Exclude the pictures, then copy all remaining records exactly.

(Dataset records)
+ + + + + + +

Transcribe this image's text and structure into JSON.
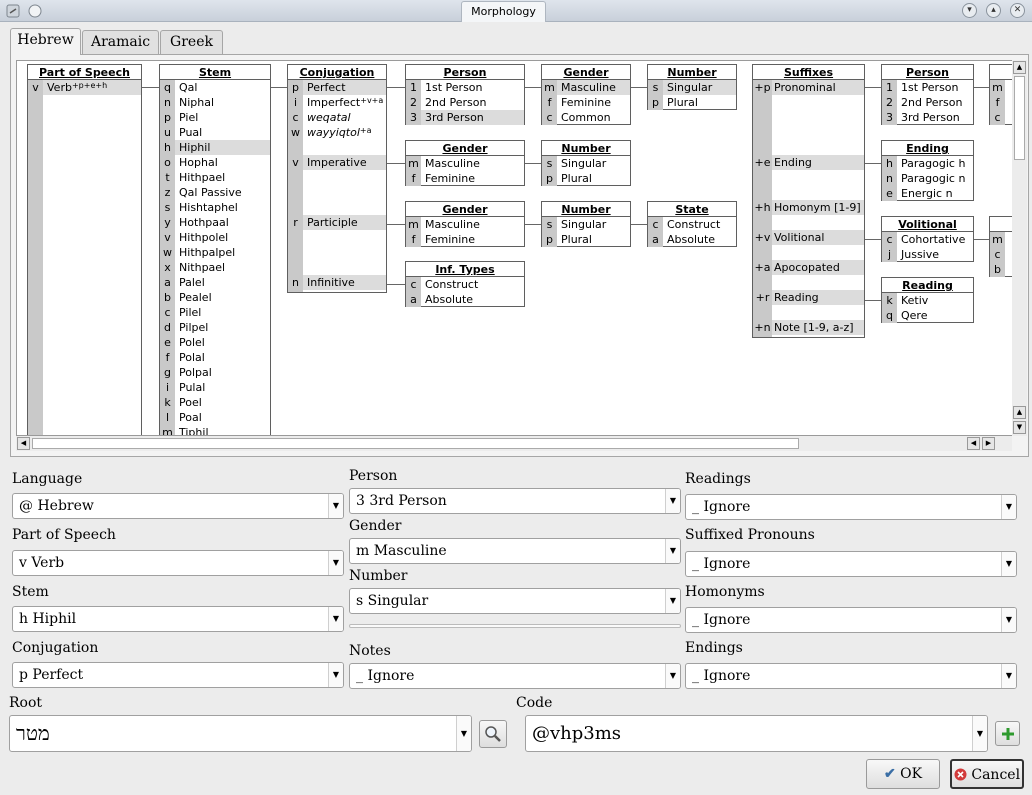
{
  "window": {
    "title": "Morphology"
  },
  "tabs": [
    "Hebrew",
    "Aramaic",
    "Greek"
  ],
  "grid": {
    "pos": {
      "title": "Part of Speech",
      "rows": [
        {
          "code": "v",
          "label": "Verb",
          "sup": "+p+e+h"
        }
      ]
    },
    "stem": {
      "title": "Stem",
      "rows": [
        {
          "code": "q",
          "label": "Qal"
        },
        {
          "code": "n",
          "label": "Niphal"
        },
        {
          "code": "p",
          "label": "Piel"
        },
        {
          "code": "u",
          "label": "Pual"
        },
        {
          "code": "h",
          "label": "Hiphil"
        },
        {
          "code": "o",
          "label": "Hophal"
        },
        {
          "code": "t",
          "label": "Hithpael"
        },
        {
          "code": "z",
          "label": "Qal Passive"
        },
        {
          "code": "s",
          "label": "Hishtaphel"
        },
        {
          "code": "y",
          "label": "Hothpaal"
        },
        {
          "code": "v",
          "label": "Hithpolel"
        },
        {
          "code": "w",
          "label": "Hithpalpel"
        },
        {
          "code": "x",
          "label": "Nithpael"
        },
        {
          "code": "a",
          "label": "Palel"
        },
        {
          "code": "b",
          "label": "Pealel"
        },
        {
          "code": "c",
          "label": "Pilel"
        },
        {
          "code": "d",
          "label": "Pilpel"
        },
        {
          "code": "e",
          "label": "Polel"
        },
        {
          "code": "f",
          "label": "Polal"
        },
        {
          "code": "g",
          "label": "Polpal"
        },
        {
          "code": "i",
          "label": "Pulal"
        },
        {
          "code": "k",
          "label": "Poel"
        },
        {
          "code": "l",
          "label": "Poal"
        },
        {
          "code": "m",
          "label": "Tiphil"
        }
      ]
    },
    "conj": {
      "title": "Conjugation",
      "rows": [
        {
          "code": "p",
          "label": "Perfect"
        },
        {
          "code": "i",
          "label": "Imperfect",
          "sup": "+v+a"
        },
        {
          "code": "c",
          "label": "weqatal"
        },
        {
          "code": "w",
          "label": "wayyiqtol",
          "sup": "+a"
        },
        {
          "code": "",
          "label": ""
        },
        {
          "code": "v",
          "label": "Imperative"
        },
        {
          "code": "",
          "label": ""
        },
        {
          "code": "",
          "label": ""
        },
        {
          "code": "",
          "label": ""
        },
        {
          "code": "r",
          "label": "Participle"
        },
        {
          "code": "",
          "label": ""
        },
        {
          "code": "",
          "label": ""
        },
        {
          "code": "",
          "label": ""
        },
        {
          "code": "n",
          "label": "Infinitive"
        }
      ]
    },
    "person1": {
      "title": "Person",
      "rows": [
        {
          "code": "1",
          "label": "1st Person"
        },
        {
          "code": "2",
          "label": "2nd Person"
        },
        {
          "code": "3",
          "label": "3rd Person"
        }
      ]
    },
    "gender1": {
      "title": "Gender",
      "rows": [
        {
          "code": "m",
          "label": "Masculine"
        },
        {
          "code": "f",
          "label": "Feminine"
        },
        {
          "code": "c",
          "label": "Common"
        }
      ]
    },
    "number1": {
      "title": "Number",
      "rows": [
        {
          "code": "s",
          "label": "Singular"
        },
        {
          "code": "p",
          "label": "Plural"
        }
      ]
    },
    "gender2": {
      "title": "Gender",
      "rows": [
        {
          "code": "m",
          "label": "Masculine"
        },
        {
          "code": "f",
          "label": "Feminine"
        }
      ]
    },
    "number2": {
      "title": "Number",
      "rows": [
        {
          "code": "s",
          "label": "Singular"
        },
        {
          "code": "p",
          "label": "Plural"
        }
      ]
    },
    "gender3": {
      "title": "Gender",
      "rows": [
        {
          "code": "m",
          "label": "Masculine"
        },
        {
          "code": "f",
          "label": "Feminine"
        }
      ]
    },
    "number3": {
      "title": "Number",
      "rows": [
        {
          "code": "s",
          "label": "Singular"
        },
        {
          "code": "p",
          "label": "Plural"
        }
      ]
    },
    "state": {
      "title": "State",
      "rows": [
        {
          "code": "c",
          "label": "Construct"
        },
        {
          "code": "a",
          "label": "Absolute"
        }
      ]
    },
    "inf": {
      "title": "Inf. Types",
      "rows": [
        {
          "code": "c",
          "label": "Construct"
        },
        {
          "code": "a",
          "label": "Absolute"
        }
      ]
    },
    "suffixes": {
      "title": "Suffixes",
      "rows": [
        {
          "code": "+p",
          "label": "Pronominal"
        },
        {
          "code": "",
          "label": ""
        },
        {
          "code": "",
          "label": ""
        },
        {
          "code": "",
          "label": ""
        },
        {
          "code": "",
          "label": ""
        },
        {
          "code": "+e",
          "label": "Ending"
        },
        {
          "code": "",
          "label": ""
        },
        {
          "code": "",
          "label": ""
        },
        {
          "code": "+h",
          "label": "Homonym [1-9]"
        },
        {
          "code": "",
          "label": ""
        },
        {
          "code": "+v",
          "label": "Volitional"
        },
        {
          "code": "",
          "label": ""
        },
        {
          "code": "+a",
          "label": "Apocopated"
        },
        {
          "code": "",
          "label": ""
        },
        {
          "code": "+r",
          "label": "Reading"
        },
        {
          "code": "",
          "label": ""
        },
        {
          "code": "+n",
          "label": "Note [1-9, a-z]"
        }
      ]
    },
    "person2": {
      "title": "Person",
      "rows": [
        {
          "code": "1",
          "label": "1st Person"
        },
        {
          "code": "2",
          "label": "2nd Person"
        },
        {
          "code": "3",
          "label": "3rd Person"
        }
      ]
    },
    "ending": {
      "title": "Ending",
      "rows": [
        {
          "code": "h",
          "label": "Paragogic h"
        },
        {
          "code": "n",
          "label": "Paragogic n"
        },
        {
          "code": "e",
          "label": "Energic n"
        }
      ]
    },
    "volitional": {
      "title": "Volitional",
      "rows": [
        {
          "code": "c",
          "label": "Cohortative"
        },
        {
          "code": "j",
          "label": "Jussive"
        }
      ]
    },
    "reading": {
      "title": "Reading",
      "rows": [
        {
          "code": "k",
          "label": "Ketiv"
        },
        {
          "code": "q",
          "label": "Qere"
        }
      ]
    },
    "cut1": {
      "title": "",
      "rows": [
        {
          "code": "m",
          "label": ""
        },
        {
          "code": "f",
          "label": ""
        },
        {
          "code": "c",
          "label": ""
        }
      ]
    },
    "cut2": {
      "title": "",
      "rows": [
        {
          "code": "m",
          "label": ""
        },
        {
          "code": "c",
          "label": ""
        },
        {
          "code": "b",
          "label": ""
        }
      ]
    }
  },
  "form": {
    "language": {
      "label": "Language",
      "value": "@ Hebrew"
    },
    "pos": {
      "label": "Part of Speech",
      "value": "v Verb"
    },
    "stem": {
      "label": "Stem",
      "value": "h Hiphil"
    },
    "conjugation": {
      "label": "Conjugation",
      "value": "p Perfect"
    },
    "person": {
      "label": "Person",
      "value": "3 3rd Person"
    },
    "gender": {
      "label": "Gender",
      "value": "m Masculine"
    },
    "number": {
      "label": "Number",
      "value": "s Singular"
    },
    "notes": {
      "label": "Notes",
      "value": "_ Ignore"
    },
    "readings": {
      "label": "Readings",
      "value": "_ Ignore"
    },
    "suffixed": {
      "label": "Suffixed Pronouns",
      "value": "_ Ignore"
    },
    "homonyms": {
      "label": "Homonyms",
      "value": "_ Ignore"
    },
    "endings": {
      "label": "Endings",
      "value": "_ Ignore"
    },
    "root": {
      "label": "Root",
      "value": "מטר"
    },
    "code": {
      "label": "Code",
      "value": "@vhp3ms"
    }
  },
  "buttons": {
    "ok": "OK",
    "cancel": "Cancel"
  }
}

+ + + + + + +

**Response to the task**:
Transcribe this image's text and structure into JSON.
{
  "window": {
    "title": "Morphology"
  },
  "tabs": [
    "Hebrew",
    "Aramaic",
    "Greek"
  ],
  "grid": {
    "pos": {
      "title": "Part of Speech",
      "rows": [
        {
          "code": "v",
          "label": "Verb",
          "sup": "+p+e+h"
        }
      ]
    },
    "stem": {
      "title": "Stem",
      "rows": [
        {
          "code": "q",
          "label": "Qal"
        },
        {
          "code": "n",
          "label": "Niphal"
        },
        {
          "code": "p",
          "label": "Piel"
        },
        {
          "code": "u",
          "label": "Pual"
        },
        {
          "code": "h",
          "label": "Hiphil"
        },
        {
          "code": "o",
          "label": "Hophal"
        },
        {
          "code": "t",
          "label": "Hithpael"
        },
        {
          "code": "z",
          "label": "Qal Passive"
        },
        {
          "code": "s",
          "label": "Hishtaphel"
        },
        {
          "code": "y",
          "label": "Hothpaal"
        },
        {
          "code": "v",
          "label": "Hithpolel"
        },
        {
          "code": "w",
          "label": "Hithpalpel"
        },
        {
          "code": "x",
          "label": "Nithpael"
        },
        {
          "code": "a",
          "label": "Palel"
        },
        {
          "code": "b",
          "label": "Pealel"
        },
        {
          "code": "c",
          "label": "Pilel"
        },
        {
          "code": "d",
          "label": "Pilpel"
        },
        {
          "code": "e",
          "label": "Polel"
        },
        {
          "code": "f",
          "label": "Polal"
        },
        {
          "code": "g",
          "label": "Polpal"
        },
        {
          "code": "i",
          "label": "Pulal"
        },
        {
          "code": "k",
          "label": "Poel"
        },
        {
          "code": "l",
          "label": "Poal"
        },
        {
          "code": "m",
          "label": "Tiphil"
        }
      ]
    },
    "conj": {
      "title": "Conjugation",
      "rows": [
        {
          "code": "p",
          "label": "Perfect"
        },
        {
          "code": "i",
          "label": "Imperfect",
          "sup": "+v+a"
        },
        {
          "code": "c",
          "label": "weqatal"
        },
        {
          "code": "w",
          "label": "wayyiqtol",
          "sup": "+a"
        },
        {
          "code": "",
          "label": ""
        },
        {
          "code": "v",
          "label": "Imperative"
        },
        {
          "code": "",
          "label": ""
        },
        {
          "code": "",
          "label": ""
        },
        {
          "code": "",
          "label": ""
        },
        {
          "code": "r",
          "label": "Participle"
        },
        {
          "code": "",
          "label": ""
        },
        {
          "code": "",
          "label": ""
        },
        {
          "code": "",
          "label": ""
        },
        {
          "code": "n",
          "label": "Infinitive"
        }
      ]
    },
    "person1": {
      "title": "Person",
      "rows": [
        {
          "code": "1",
          "label": "1st Person"
        },
        {
          "code": "2",
          "label": "2nd Person"
        },
        {
          "code": "3",
          "label": "3rd Person"
        }
      ]
    },
    "gender1": {
      "title": "Gender",
      "rows": [
        {
          "code": "m",
          "label": "Masculine"
        },
        {
          "code": "f",
          "label": "Feminine"
        },
        {
          "code": "c",
          "label": "Common"
        }
      ]
    },
    "number1": {
      "title": "Number",
      "rows": [
        {
          "code": "s",
          "label": "Singular"
        },
        {
          "code": "p",
          "label": "Plural"
        }
      ]
    },
    "gender2": {
      "title": "Gender",
      "rows": [
        {
          "code": "m",
          "label": "Masculine"
        },
        {
          "code": "f",
          "label": "Feminine"
        }
      ]
    },
    "number2": {
      "title": "Number",
      "rows": [
        {
          "code": "s",
          "label": "Singular"
        },
        {
          "code": "p",
          "label": "Plural"
        }
      ]
    },
    "gender3": {
      "title": "Gender",
      "rows": [
        {
          "code": "m",
          "label": "Masculine"
        },
        {
          "code": "f",
          "label": "Feminine"
        }
      ]
    },
    "number3": {
      "title": "Number",
      "rows": [
        {
          "code": "s",
          "label": "Singular"
        },
        {
          "code": "p",
          "label": "Plural"
        }
      ]
    },
    "state": {
      "title": "State",
      "rows": [
        {
          "code": "c",
          "label": "Construct"
        },
        {
          "code": "a",
          "label": "Absolute"
        }
      ]
    },
    "inf": {
      "title": "Inf. Types",
      "rows": [
        {
          "code": "c",
          "label": "Construct"
        },
        {
          "code": "a",
          "label": "Absolute"
        }
      ]
    },
    "suffixes": {
      "title": "Suffixes",
      "rows": [
        {
          "code": "+p",
          "label": "Pronominal"
        },
        {
          "code": "",
          "label": ""
        },
        {
          "code": "",
          "label": ""
        },
        {
          "code": "",
          "label": ""
        },
        {
          "code": "",
          "label": ""
        },
        {
          "code": "+e",
          "label": "Ending"
        },
        {
          "code": "",
          "label": ""
        },
        {
          "code": "",
          "label": ""
        },
        {
          "code": "+h",
          "label": "Homonym [1-9]"
        },
        {
          "code": "",
          "label": ""
        },
        {
          "code": "+v",
          "label": "Volitional"
        },
        {
          "code": "",
          "label": ""
        },
        {
          "code": "+a",
          "label": "Apocopated"
        },
        {
          "code": "",
          "label": ""
        },
        {
          "code": "+r",
          "label": "Reading"
        },
        {
          "code": "",
          "label": ""
        },
        {
          "code": "+n",
          "label": "Note [1-9, a-z]"
        }
      ]
    },
    "person2": {
      "title": "Person",
      "rows": [
        {
          "code": "1",
          "label": "1st Person"
        },
        {
          "code": "2",
          "label": "2nd Person"
        },
        {
          "code": "3",
          "label": "3rd Person"
        }
      ]
    },
    "ending": {
      "title": "Ending",
      "rows": [
        {
          "code": "h",
          "label": "Paragogic h"
        },
        {
          "code": "n",
          "label": "Paragogic n"
        },
        {
          "code": "e",
          "label": "Energic n"
        }
      ]
    },
    "volitional": {
      "title": "Volitional",
      "rows": [
        {
          "code": "c",
          "label": "Cohortative"
        },
        {
          "code": "j",
          "label": "Jussive"
        }
      ]
    },
    "reading": {
      "title": "Reading",
      "rows": [
        {
          "code": "k",
          "label": "Ketiv"
        },
        {
          "code": "q",
          "label": "Qere"
        }
      ]
    },
    "cut1": {
      "title": "",
      "rows": [
        {
          "code": "m",
          "label": ""
        },
        {
          "code": "f",
          "label": ""
        },
        {
          "code": "c",
          "label": ""
        }
      ]
    },
    "cut2": {
      "title": "",
      "rows": [
        {
          "code": "m",
          "label": ""
        },
        {
          "code": "c",
          "label": ""
        },
        {
          "code": "b",
          "label": ""
        }
      ]
    }
  },
  "form": {
    "language": {
      "label": "Language",
      "value": "@ Hebrew"
    },
    "pos": {
      "label": "Part of Speech",
      "value": "v Verb"
    },
    "stem": {
      "label": "Stem",
      "value": "h Hiphil"
    },
    "conjugation": {
      "label": "Conjugation",
      "value": "p Perfect"
    },
    "person": {
      "label": "Person",
      "value": "3 3rd Person"
    },
    "gender": {
      "label": "Gender",
      "value": "m Masculine"
    },
    "number": {
      "label": "Number",
      "value": "s Singular"
    },
    "notes": {
      "label": "Notes",
      "value": "_ Ignore"
    },
    "readings": {
      "label": "Readings",
      "value": "_ Ignore"
    },
    "suffixed": {
      "label": "Suffixed Pronouns",
      "value": "_ Ignore"
    },
    "homonyms": {
      "label": "Homonyms",
      "value": "_ Ignore"
    },
    "endings": {
      "label": "Endings",
      "value": "_ Ignore"
    },
    "root": {
      "label": "Root",
      "value": "מטר"
    },
    "code": {
      "label": "Code",
      "value": "@vhp3ms"
    }
  },
  "buttons": {
    "ok": "OK",
    "cancel": "Cancel"
  }
}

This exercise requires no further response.